## [WRITTEN PROBLEM]
Check each line for the string "kind", then give only how many lines have it.

---

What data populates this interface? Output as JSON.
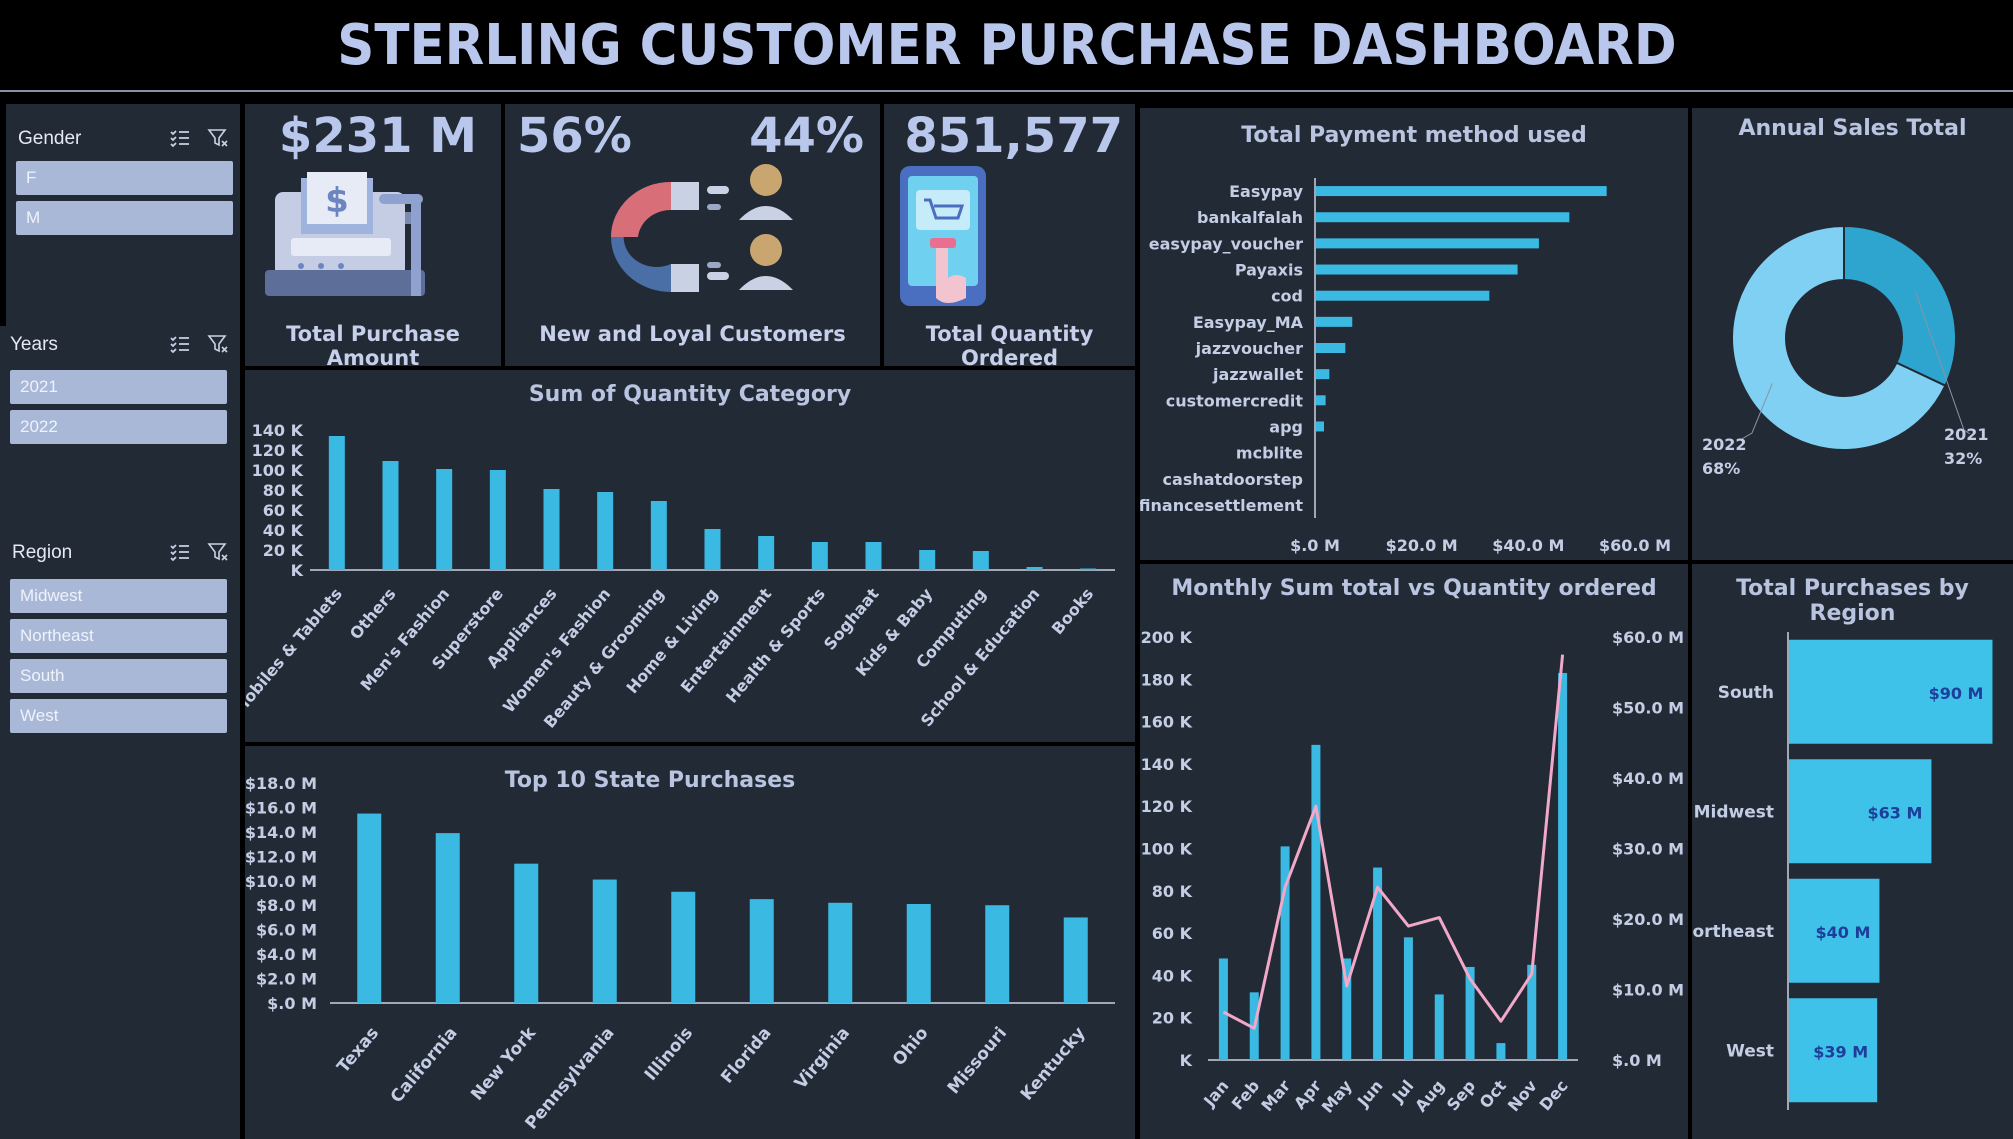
{
  "dashboard_title": "STERLING CUSTOMER PURCHASE DASHBOARD",
  "slicers": {
    "gender": {
      "label": "Gender",
      "items": [
        "F",
        "M"
      ]
    },
    "years": {
      "label": "Years",
      "items": [
        "2021",
        "2022"
      ]
    },
    "region": {
      "label": "Region",
      "items": [
        "Midwest",
        "Northeast",
        "South",
        "West"
      ]
    }
  },
  "kpis": {
    "total_purchase": {
      "value": "$231 M",
      "label": "Total Purchase Amount"
    },
    "customers": {
      "new_pct": "56%",
      "loyal_pct": "44%",
      "label": "New and Loyal Customers"
    },
    "quantity": {
      "value": "851,577",
      "label": "Total Quantity Ordered"
    }
  },
  "colors": {
    "bar": "#3ab9e3",
    "line": "#f2a9c9",
    "panel": "#222a35",
    "donut_2022": "#7fd0f2",
    "donut_2021": "#2ea5cf",
    "region_bar": "#3ec2ea"
  },
  "chart_data": [
    {
      "id": "quantity_category",
      "type": "bar",
      "title": "Sum of Quantity Category",
      "categories": [
        "Mobiles & Tablets",
        "Others",
        "Men's Fashion",
        "Superstore",
        "Appliances",
        "Women's Fashion",
        "Beauty & Grooming",
        "Home & Living",
        "Entertainment",
        "Health & Sports",
        "Soghaat",
        "Kids & Baby",
        "Computing",
        "School & Education",
        "Books"
      ],
      "values": [
        134000,
        109000,
        101000,
        100000,
        81000,
        78000,
        69000,
        41000,
        34000,
        28000,
        28000,
        20000,
        19000,
        3000,
        1500
      ],
      "ylim": [
        0,
        140000
      ],
      "yticks": [
        "K",
        "20 K",
        "40 K",
        "60 K",
        "80 K",
        "100 K",
        "120 K",
        "140 K"
      ]
    },
    {
      "id": "state_purchases",
      "type": "bar",
      "title": "Top 10 State Purchases",
      "categories": [
        "Texas",
        "California",
        "New York",
        "Pennsylvania",
        "Illinois",
        "Florida",
        "Virginia",
        "Ohio",
        "Missouri",
        "Kentucky"
      ],
      "values": [
        15.5,
        13.9,
        11.4,
        10.1,
        9.1,
        8.5,
        8.2,
        8.1,
        8.0,
        7.0
      ],
      "ylim": [
        0,
        18
      ],
      "yticks": [
        "$.0 M",
        "$2.0 M",
        "$4.0 M",
        "$6.0 M",
        "$8.0 M",
        "$10.0 M",
        "$12.0 M",
        "$14.0 M",
        "$16.0 M",
        "$18.0 M"
      ]
    },
    {
      "id": "payment_methods",
      "type": "bar",
      "title": "Total Payment method used",
      "categories": [
        "Easypay",
        "bankalfalah",
        "easypay_voucher",
        "Payaxis",
        "cod",
        "Easypay_MA",
        "jazzvoucher",
        "jazzwallet",
        "customercredit",
        "apg",
        "mcblite",
        "cashatdoorstep",
        "financesettlement"
      ],
      "values": [
        54.5,
        47.5,
        41.8,
        37.8,
        32.5,
        6.8,
        5.5,
        2.5,
        1.8,
        1.5,
        0.2,
        0.1,
        0.05
      ],
      "xlim": [
        0,
        60
      ],
      "xticks": [
        "$.0 M",
        "$20.0 M",
        "$40.0 M",
        "$60.0 M"
      ]
    },
    {
      "id": "annual_sales",
      "type": "pie",
      "title": "Annual Sales Total",
      "labels": [
        "2021",
        "2022"
      ],
      "values": [
        32,
        68
      ],
      "value_labels": [
        "32%",
        "68%"
      ]
    },
    {
      "id": "monthly",
      "type": "bar",
      "title": "Monthly Sum total vs Quantity ordered",
      "categories": [
        "Jan",
        "Feb",
        "Mar",
        "Apr",
        "May",
        "Jun",
        "Jul",
        "Aug",
        "Sep",
        "Oct",
        "Nov",
        "Dec"
      ],
      "series": [
        {
          "name": "Quantity",
          "type": "bar",
          "axis": "left",
          "values": [
            48000,
            32000,
            101000,
            149000,
            48000,
            91000,
            58000,
            31000,
            44000,
            8000,
            45000,
            183000
          ]
        },
        {
          "name": "Sum total",
          "type": "line",
          "axis": "right",
          "values": [
            6.8,
            4.5,
            24.5,
            36.0,
            10.5,
            24.5,
            19.0,
            20.2,
            11.5,
            5.5,
            12.2,
            57.5
          ]
        }
      ],
      "ylim_left": [
        0,
        200000
      ],
      "ylim_right": [
        0,
        60
      ],
      "yticks_left": [
        "K",
        "20 K",
        "40 K",
        "60 K",
        "80 K",
        "100 K",
        "120 K",
        "140 K",
        "160 K",
        "180 K",
        "200 K"
      ],
      "yticks_right": [
        "$.0 M",
        "$10.0 M",
        "$20.0 M",
        "$30.0 M",
        "$40.0 M",
        "$50.0 M",
        "$60.0 M"
      ]
    },
    {
      "id": "region",
      "type": "bar",
      "title": "Total Purchases by Region",
      "categories": [
        "South",
        "Midwest",
        "Northeast",
        "West"
      ],
      "values": [
        90,
        63,
        40,
        39
      ],
      "value_labels": [
        "$90 M",
        "$63 M",
        "$40 M",
        "$39 M"
      ],
      "xlim": [
        0,
        92
      ]
    }
  ]
}
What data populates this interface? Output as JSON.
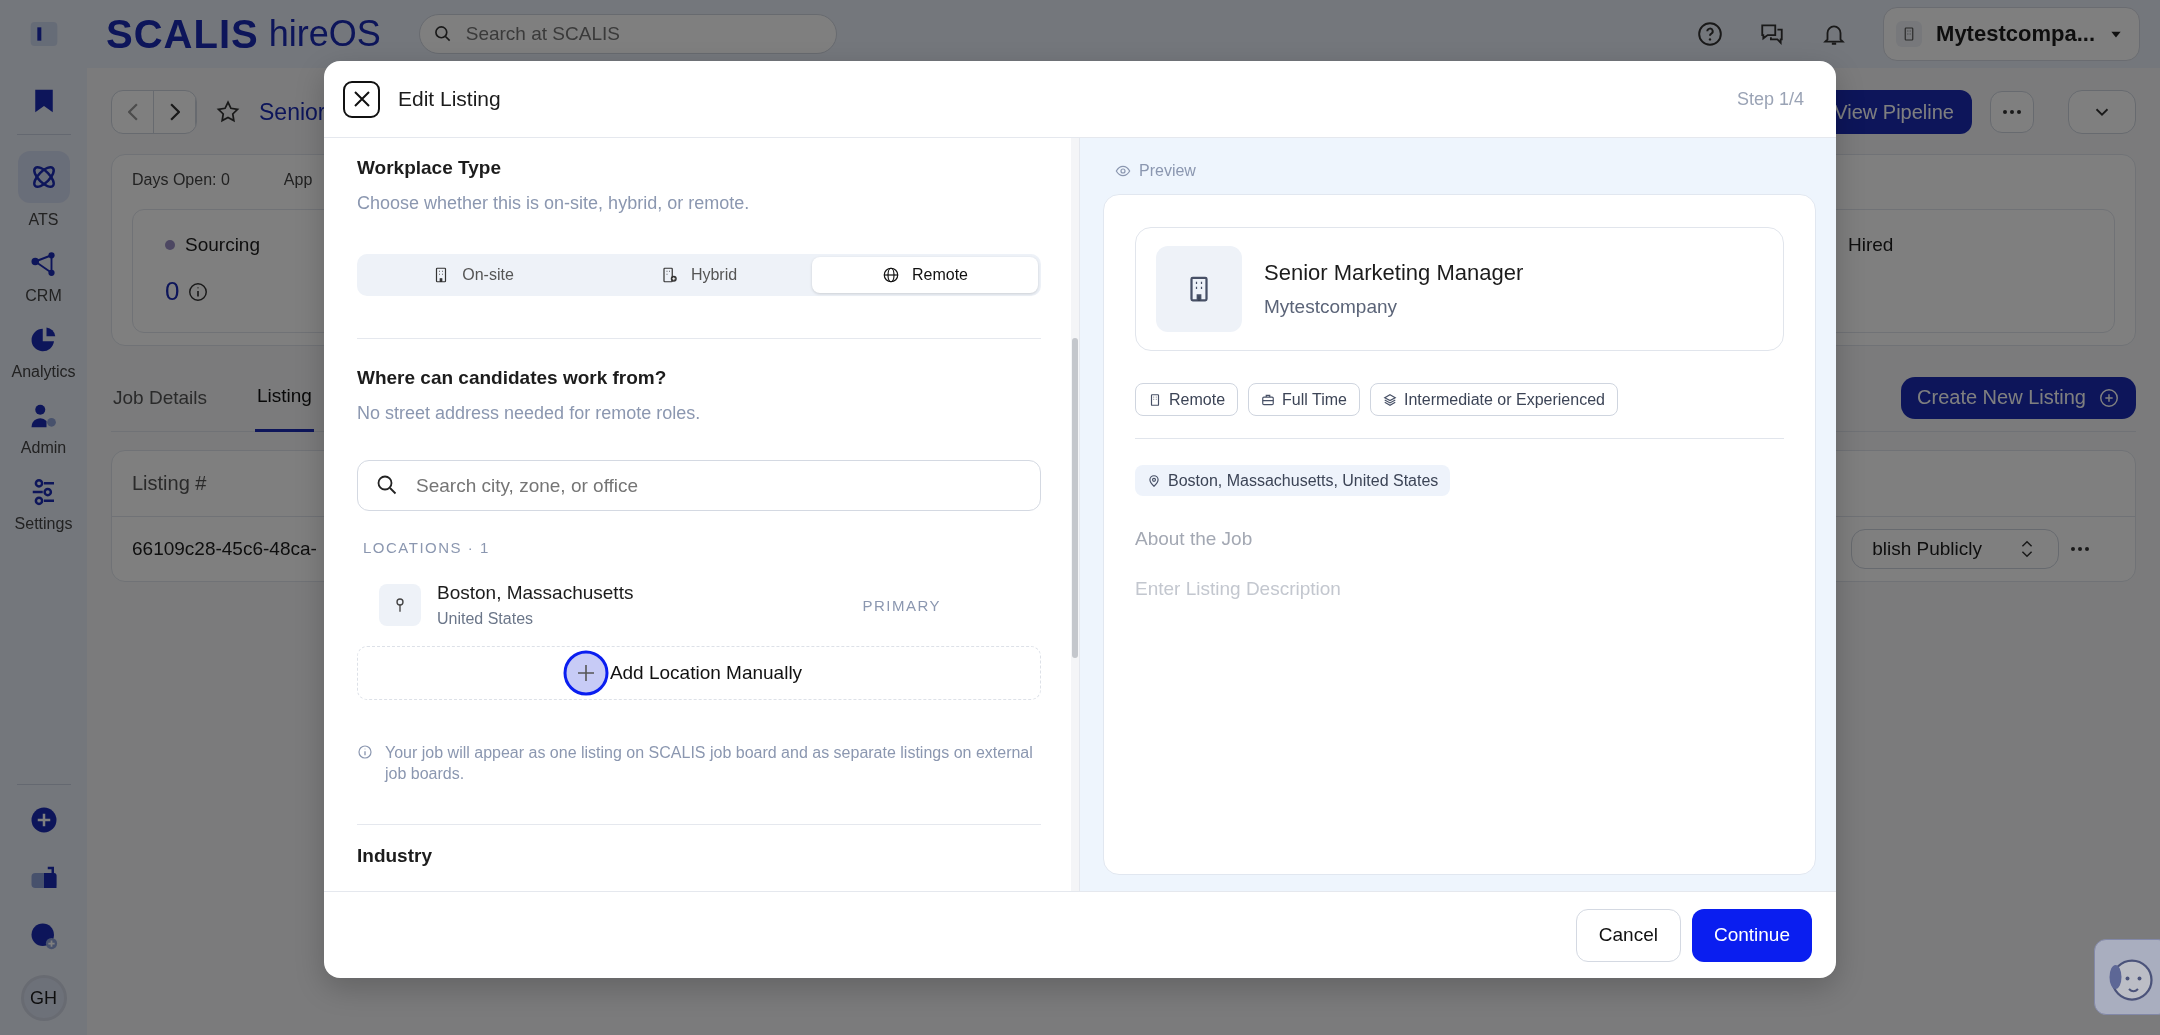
{
  "topbar": {
    "brand": "SCALIS",
    "product": "hireOS",
    "search_placeholder": "Search at SCALIS",
    "company": "Mytestcompa..."
  },
  "sidebar": {
    "items": [
      {
        "label": "ATS",
        "kind": "ats",
        "selected": true
      },
      {
        "label": "CRM",
        "kind": "crm",
        "selected": false
      },
      {
        "label": "Analytics",
        "kind": "analytics",
        "selected": false
      },
      {
        "label": "Admin",
        "kind": "admin",
        "selected": false
      },
      {
        "label": "Settings",
        "kind": "settings",
        "selected": false
      }
    ],
    "avatar": "GH"
  },
  "job": {
    "title": "Senior",
    "view_pipeline": "View Pipeline",
    "stats": [
      "Days Open: 0",
      "App"
    ],
    "stages": [
      {
        "name": "Sourcing",
        "count": "0",
        "color": "#4d4762"
      },
      {
        "name": "Hired"
      }
    ],
    "tabs": [
      {
        "label": "Job Details",
        "selected": false
      },
      {
        "label": "Listing",
        "selected": true
      }
    ],
    "create_button": "Create New Listing",
    "table": {
      "columns": [
        "Listing #"
      ],
      "rows": [
        {
          "id": "66109c28-45c6-48ca-",
          "status": "blish Publicly"
        }
      ]
    }
  },
  "modal": {
    "title": "Edit Listing",
    "step": "Step 1/4",
    "workplace": {
      "title": "Workplace Type",
      "hint": "Choose whether this is on-site, hybrid, or remote.",
      "options": [
        {
          "label": "On-site",
          "kind": "building",
          "selected": false
        },
        {
          "label": "Hybrid",
          "kind": "hybrid",
          "selected": false
        },
        {
          "label": "Remote",
          "kind": "globe",
          "selected": true
        }
      ]
    },
    "location": {
      "title": "Where can candidates work from?",
      "hint": "No street address needed for remote roles.",
      "search_placeholder": "Search city, zone, or office",
      "count_label": "LOCATIONS · 1",
      "items": [
        {
          "name": "Boston, Massachusetts",
          "country": "United States",
          "badge": "PRIMARY"
        }
      ],
      "add_button": "Add Location Manually",
      "note": "Your job will appear as one listing on SCALIS job board and as separate listings on external job boards."
    },
    "next_section": "Industry",
    "preview": {
      "label": "Preview",
      "title": "Senior Marketing Manager",
      "company": "Mytestcompany",
      "tags": [
        {
          "label": "Remote",
          "kind": "building"
        },
        {
          "label": "Full Time",
          "kind": "briefcase"
        },
        {
          "label": "Intermediate or Experienced",
          "kind": "layers"
        }
      ],
      "location": "Boston, Massachusetts, United States",
      "about_title": "About the Job",
      "description_placeholder": "Enter Listing Description"
    },
    "cancel": "Cancel",
    "continue": "Continue"
  }
}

---

## [WORKED SOLUTION]
11